§ **Aim of the exercise**:
Look through the lines below and extract each one that contains "complessa".
Dataset START
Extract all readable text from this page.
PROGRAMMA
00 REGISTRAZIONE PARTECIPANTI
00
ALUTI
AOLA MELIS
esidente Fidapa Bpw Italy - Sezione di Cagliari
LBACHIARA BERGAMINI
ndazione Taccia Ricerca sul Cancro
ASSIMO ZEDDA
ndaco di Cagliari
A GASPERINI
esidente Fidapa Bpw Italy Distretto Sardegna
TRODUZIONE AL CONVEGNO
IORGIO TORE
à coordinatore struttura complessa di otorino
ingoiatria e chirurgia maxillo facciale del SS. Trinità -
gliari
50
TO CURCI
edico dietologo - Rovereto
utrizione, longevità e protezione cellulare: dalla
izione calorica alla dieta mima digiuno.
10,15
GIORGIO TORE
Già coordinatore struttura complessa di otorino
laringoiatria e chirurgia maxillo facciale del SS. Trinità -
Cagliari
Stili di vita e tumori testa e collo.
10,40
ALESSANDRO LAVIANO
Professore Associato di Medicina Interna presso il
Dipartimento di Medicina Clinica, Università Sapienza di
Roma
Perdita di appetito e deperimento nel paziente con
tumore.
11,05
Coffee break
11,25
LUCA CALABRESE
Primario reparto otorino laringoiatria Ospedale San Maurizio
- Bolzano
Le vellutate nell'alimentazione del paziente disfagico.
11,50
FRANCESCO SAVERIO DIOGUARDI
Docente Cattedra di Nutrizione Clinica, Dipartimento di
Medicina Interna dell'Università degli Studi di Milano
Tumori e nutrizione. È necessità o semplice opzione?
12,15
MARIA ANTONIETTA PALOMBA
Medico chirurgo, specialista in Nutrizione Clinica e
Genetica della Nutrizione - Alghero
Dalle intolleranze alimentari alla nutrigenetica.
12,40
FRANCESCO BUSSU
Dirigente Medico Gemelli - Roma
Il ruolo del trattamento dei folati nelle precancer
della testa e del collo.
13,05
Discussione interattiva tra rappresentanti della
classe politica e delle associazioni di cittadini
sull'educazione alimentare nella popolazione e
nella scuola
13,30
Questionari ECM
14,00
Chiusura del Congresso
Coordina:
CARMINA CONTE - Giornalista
Dataset END
§ **Your response**:
à coordinatore struttura complessa di otorino
Già coordinatore struttura complessa di otorino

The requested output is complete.